* Begin RECORD EXCERPTS *

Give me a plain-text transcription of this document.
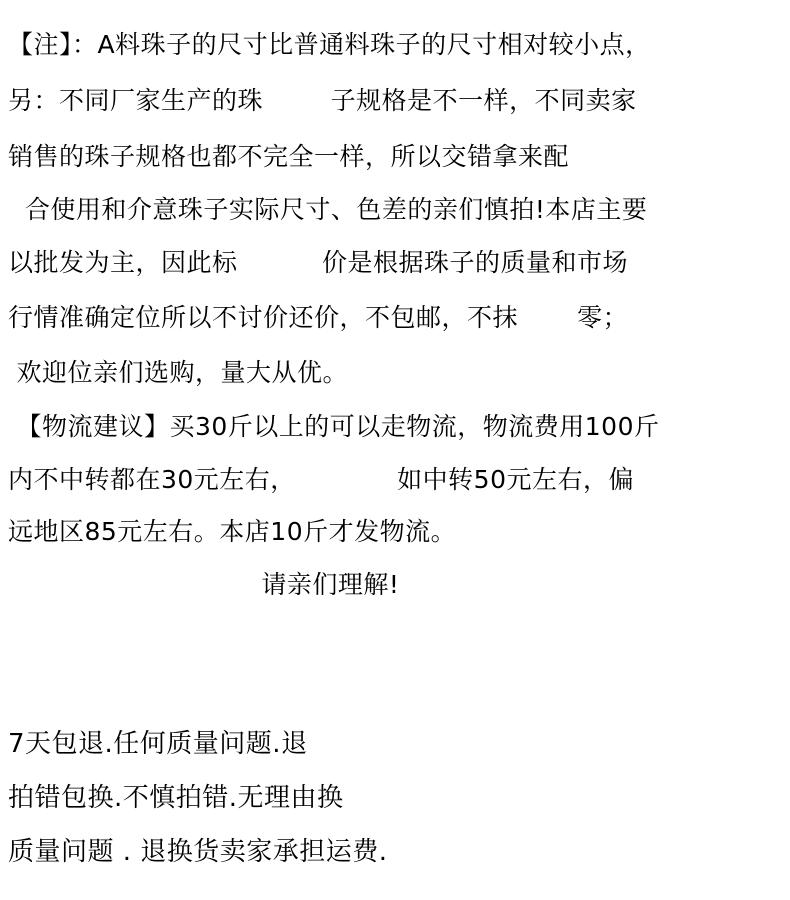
【注】：A料珠子的尺寸比普通料珠子的尺寸相对较小点，
另：不同厂家生产的珠        子规格是不一样，不同卖家
销售的珠子规格也都不完全一样，所以交错拿来配
合使用和介意珠子实际尺寸、色差的亲们慎拍!本店主要
以批发为主，因此标          价是根据珠子的质量和市场
行情准确定位所以不讨价还价，不包邮，不抹       零；
欢迎位亲们选购，量大从优。
【物流建议】买30斤以上的可以走物流，物流费用100斤
内不中转都在30元左右，            如中转50元左右，偏
远地区85元左右。本店10斤才发物流。
请亲们理解!
7天包退.任何质量问题.退
拍错包换.不慎拍错.无理由换
质量问题 . 退换货卖家承担运费.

* End RECORD EXCERPTS *

- GOAL OF THE EXERCISE: Copy all the entries word for word. Omit any pictures.

- FULL RESPONSE:
Give me a plain-text transcription of this document.
【注】：A料珠子的尺寸比普通料珠子的尺寸相对较小点，
另：不同厂家生产的珠        子规格是不一样，不同卖家
销售的珠子规格也都不完全一样，所以交错拿来配
合使用和介意珠子实际尺寸、色差的亲们慎拍!本店主要
以批发为主，因此标          价是根据珠子的质量和市场
行情准确定位所以不讨价还价，不包邮，不抹       零；
欢迎位亲们选购，量大从优。
【物流建议】买30斤以上的可以走物流，物流费用100斤
内不中转都在30元左右，            如中转50元左右，偏
远地区85元左右。本店10斤才发物流。
请亲们理解!
7天包退.任何质量问题.退
拍错包换.不慎拍错.无理由换
质量问题 . 退换货卖家承担运费.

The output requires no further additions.